<<<<

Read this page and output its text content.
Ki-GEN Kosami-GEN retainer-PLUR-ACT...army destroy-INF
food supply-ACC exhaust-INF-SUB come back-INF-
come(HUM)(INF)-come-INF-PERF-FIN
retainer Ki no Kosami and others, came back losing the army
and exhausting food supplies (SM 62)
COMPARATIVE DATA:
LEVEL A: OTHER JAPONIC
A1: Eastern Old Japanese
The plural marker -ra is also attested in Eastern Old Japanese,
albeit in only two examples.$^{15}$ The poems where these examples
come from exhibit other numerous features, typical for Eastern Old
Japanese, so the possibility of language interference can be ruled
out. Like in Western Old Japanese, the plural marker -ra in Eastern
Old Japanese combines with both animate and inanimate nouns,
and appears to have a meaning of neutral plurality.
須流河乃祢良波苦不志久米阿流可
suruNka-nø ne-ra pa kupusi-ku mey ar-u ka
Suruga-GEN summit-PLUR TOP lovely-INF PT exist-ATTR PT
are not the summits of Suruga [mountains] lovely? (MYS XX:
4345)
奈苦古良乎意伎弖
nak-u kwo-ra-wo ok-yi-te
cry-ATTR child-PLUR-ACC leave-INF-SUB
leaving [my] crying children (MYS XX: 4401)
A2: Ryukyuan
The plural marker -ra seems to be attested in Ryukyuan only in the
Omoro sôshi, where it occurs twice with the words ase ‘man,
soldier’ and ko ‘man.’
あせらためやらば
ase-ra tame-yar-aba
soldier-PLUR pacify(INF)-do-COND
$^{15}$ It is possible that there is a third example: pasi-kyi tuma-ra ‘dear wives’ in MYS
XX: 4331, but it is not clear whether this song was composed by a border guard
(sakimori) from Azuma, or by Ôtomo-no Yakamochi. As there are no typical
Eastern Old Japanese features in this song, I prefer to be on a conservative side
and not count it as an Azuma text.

>>>>

Directions for this task
List all lines from the entries that include the word "song".

Exercise response
XX: 4331, but it is not clear whether this song was composed by a border guard
Eastern Old Japanese features in this song, I prefer to be on a conservative side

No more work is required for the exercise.